Records about charts and figures
◇ ◇ ◇ ◇
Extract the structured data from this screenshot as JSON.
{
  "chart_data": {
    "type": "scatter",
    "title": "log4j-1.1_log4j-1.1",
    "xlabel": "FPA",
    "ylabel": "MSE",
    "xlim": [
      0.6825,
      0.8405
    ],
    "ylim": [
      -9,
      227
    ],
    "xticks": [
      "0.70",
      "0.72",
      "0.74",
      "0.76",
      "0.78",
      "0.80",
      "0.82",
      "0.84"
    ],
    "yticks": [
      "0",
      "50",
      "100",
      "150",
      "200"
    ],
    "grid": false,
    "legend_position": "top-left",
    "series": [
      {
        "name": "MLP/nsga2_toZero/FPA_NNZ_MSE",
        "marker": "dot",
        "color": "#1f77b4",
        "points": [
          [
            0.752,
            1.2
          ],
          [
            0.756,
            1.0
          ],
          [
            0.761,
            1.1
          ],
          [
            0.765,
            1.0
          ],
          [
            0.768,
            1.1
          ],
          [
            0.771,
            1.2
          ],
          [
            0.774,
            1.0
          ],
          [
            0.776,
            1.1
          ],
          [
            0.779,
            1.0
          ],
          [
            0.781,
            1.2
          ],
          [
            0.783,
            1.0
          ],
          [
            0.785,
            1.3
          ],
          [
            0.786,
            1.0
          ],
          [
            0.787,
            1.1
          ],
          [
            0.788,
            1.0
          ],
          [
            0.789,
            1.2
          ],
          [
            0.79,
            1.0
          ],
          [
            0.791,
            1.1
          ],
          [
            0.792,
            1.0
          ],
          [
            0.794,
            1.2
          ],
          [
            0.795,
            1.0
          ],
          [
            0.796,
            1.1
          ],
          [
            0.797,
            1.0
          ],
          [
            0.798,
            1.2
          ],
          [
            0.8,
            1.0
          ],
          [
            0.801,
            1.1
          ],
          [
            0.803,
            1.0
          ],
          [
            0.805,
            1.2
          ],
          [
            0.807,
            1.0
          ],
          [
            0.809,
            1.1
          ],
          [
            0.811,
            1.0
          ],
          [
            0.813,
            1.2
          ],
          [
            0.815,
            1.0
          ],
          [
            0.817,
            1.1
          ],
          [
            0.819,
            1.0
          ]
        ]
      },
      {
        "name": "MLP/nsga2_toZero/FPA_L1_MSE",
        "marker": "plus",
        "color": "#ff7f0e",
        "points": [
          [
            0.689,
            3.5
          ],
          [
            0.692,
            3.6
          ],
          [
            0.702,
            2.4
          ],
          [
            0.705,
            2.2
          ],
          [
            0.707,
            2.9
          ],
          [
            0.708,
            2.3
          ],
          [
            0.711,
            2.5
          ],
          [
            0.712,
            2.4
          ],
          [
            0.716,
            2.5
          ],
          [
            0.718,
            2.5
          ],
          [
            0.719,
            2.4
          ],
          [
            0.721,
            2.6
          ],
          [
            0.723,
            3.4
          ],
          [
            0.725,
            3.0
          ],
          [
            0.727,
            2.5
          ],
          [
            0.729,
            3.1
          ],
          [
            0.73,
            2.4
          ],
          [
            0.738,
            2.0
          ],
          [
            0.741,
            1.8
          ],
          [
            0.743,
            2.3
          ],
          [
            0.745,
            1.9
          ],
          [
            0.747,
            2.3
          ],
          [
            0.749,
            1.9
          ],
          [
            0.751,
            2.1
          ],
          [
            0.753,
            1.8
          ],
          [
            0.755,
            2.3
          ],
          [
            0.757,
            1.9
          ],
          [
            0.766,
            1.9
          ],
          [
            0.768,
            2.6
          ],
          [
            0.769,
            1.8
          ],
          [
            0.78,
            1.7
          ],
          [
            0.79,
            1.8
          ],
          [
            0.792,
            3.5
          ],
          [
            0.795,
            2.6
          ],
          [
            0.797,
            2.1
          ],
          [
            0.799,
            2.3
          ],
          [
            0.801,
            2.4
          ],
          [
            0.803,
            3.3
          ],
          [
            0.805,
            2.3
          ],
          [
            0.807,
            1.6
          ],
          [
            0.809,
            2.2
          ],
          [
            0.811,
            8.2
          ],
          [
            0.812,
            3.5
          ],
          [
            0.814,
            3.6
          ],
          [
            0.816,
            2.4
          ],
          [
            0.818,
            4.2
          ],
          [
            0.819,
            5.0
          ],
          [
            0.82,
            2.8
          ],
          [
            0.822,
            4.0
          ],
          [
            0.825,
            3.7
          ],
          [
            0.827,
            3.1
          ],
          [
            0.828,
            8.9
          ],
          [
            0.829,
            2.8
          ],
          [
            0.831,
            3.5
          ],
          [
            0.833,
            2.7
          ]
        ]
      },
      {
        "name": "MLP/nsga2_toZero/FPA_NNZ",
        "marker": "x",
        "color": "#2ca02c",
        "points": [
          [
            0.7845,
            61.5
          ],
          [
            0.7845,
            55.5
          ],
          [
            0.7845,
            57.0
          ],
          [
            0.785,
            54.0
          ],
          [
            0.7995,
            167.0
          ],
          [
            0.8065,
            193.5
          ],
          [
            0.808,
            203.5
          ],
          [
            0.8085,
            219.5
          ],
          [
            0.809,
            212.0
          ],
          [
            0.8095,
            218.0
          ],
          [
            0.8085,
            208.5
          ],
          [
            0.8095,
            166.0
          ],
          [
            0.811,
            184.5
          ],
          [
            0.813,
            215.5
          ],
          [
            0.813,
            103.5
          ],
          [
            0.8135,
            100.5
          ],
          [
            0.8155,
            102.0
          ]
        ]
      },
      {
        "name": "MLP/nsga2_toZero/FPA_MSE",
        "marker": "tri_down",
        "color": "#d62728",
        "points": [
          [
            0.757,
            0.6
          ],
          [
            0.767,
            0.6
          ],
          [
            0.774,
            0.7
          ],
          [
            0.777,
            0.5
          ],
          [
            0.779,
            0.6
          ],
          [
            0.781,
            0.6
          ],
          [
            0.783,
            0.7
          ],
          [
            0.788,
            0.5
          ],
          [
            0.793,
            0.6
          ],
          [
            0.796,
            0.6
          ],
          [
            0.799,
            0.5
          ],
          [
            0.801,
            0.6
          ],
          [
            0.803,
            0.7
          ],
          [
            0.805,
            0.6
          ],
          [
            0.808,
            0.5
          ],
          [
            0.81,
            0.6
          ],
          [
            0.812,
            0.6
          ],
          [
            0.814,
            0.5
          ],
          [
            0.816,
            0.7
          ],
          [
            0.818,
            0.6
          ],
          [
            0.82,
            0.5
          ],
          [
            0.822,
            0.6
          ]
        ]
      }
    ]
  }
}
◇ ◇ ◇ ◇
THE PROBLEM: Transcribe every line of the data, exactly as it stands.

THE REPLY:
Extract the structured data from this screenshot as JSON.
{
  "chart_data": {
    "type": "scatter",
    "title": "log4j-1.1_log4j-1.1",
    "xlabel": "FPA",
    "ylabel": "MSE",
    "xlim": [
      0.6825,
      0.8405
    ],
    "ylim": [
      -9,
      227
    ],
    "xticks": [
      "0.70",
      "0.72",
      "0.74",
      "0.76",
      "0.78",
      "0.80",
      "0.82",
      "0.84"
    ],
    "yticks": [
      "0",
      "50",
      "100",
      "150",
      "200"
    ],
    "grid": false,
    "legend_position": "top-left",
    "series": [
      {
        "name": "MLP/nsga2_toZero/FPA_NNZ_MSE",
        "marker": "dot",
        "color": "#1f77b4",
        "points": [
          [
            0.752,
            1.2
          ],
          [
            0.756,
            1.0
          ],
          [
            0.761,
            1.1
          ],
          [
            0.765,
            1.0
          ],
          [
            0.768,
            1.1
          ],
          [
            0.771,
            1.2
          ],
          [
            0.774,
            1.0
          ],
          [
            0.776,
            1.1
          ],
          [
            0.779,
            1.0
          ],
          [
            0.781,
            1.2
          ],
          [
            0.783,
            1.0
          ],
          [
            0.785,
            1.3
          ],
          [
            0.786,
            1.0
          ],
          [
            0.787,
            1.1
          ],
          [
            0.788,
            1.0
          ],
          [
            0.789,
            1.2
          ],
          [
            0.79,
            1.0
          ],
          [
            0.791,
            1.1
          ],
          [
            0.792,
            1.0
          ],
          [
            0.794,
            1.2
          ],
          [
            0.795,
            1.0
          ],
          [
            0.796,
            1.1
          ],
          [
            0.797,
            1.0
          ],
          [
            0.798,
            1.2
          ],
          [
            0.8,
            1.0
          ],
          [
            0.801,
            1.1
          ],
          [
            0.803,
            1.0
          ],
          [
            0.805,
            1.2
          ],
          [
            0.807,
            1.0
          ],
          [
            0.809,
            1.1
          ],
          [
            0.811,
            1.0
          ],
          [
            0.813,
            1.2
          ],
          [
            0.815,
            1.0
          ],
          [
            0.817,
            1.1
          ],
          [
            0.819,
            1.0
          ]
        ]
      },
      {
        "name": "MLP/nsga2_toZero/FPA_L1_MSE",
        "marker": "plus",
        "color": "#ff7f0e",
        "points": [
          [
            0.689,
            3.5
          ],
          [
            0.692,
            3.6
          ],
          [
            0.702,
            2.4
          ],
          [
            0.705,
            2.2
          ],
          [
            0.707,
            2.9
          ],
          [
            0.708,
            2.3
          ],
          [
            0.711,
            2.5
          ],
          [
            0.712,
            2.4
          ],
          [
            0.716,
            2.5
          ],
          [
            0.718,
            2.5
          ],
          [
            0.719,
            2.4
          ],
          [
            0.721,
            2.6
          ],
          [
            0.723,
            3.4
          ],
          [
            0.725,
            3.0
          ],
          [
            0.727,
            2.5
          ],
          [
            0.729,
            3.1
          ],
          [
            0.73,
            2.4
          ],
          [
            0.738,
            2.0
          ],
          [
            0.741,
            1.8
          ],
          [
            0.743,
            2.3
          ],
          [
            0.745,
            1.9
          ],
          [
            0.747,
            2.3
          ],
          [
            0.749,
            1.9
          ],
          [
            0.751,
            2.1
          ],
          [
            0.753,
            1.8
          ],
          [
            0.755,
            2.3
          ],
          [
            0.757,
            1.9
          ],
          [
            0.766,
            1.9
          ],
          [
            0.768,
            2.6
          ],
          [
            0.769,
            1.8
          ],
          [
            0.78,
            1.7
          ],
          [
            0.79,
            1.8
          ],
          [
            0.792,
            3.5
          ],
          [
            0.795,
            2.6
          ],
          [
            0.797,
            2.1
          ],
          [
            0.799,
            2.3
          ],
          [
            0.801,
            2.4
          ],
          [
            0.803,
            3.3
          ],
          [
            0.805,
            2.3
          ],
          [
            0.807,
            1.6
          ],
          [
            0.809,
            2.2
          ],
          [
            0.811,
            8.2
          ],
          [
            0.812,
            3.5
          ],
          [
            0.814,
            3.6
          ],
          [
            0.816,
            2.4
          ],
          [
            0.818,
            4.2
          ],
          [
            0.819,
            5.0
          ],
          [
            0.82,
            2.8
          ],
          [
            0.822,
            4.0
          ],
          [
            0.825,
            3.7
          ],
          [
            0.827,
            3.1
          ],
          [
            0.828,
            8.9
          ],
          [
            0.829,
            2.8
          ],
          [
            0.831,
            3.5
          ],
          [
            0.833,
            2.7
          ]
        ]
      },
      {
        "name": "MLP/nsga2_toZero/FPA_NNZ",
        "marker": "x",
        "color": "#2ca02c",
        "points": [
          [
            0.7845,
            61.5
          ],
          [
            0.7845,
            55.5
          ],
          [
            0.7845,
            57.0
          ],
          [
            0.785,
            54.0
          ],
          [
            0.7995,
            167.0
          ],
          [
            0.8065,
            193.5
          ],
          [
            0.808,
            203.5
          ],
          [
            0.8085,
            219.5
          ],
          [
            0.809,
            212.0
          ],
          [
            0.8095,
            218.0
          ],
          [
            0.8085,
            208.5
          ],
          [
            0.8095,
            166.0
          ],
          [
            0.811,
            184.5
          ],
          [
            0.813,
            215.5
          ],
          [
            0.813,
            103.5
          ],
          [
            0.8135,
            100.5
          ],
          [
            0.8155,
            102.0
          ]
        ]
      },
      {
        "name": "MLP/nsga2_toZero/FPA_MSE",
        "marker": "tri_down",
        "color": "#d62728",
        "points": [
          [
            0.757,
            0.6
          ],
          [
            0.767,
            0.6
          ],
          [
            0.774,
            0.7
          ],
          [
            0.777,
            0.5
          ],
          [
            0.779,
            0.6
          ],
          [
            0.781,
            0.6
          ],
          [
            0.783,
            0.7
          ],
          [
            0.788,
            0.5
          ],
          [
            0.793,
            0.6
          ],
          [
            0.796,
            0.6
          ],
          [
            0.799,
            0.5
          ],
          [
            0.801,
            0.6
          ],
          [
            0.803,
            0.7
          ],
          [
            0.805,
            0.6
          ],
          [
            0.808,
            0.5
          ],
          [
            0.81,
            0.6
          ],
          [
            0.812,
            0.6
          ],
          [
            0.814,
            0.5
          ],
          [
            0.816,
            0.7
          ],
          [
            0.818,
            0.6
          ],
          [
            0.82,
            0.5
          ],
          [
            0.822,
            0.6
          ]
        ]
      }
    ]
  }
}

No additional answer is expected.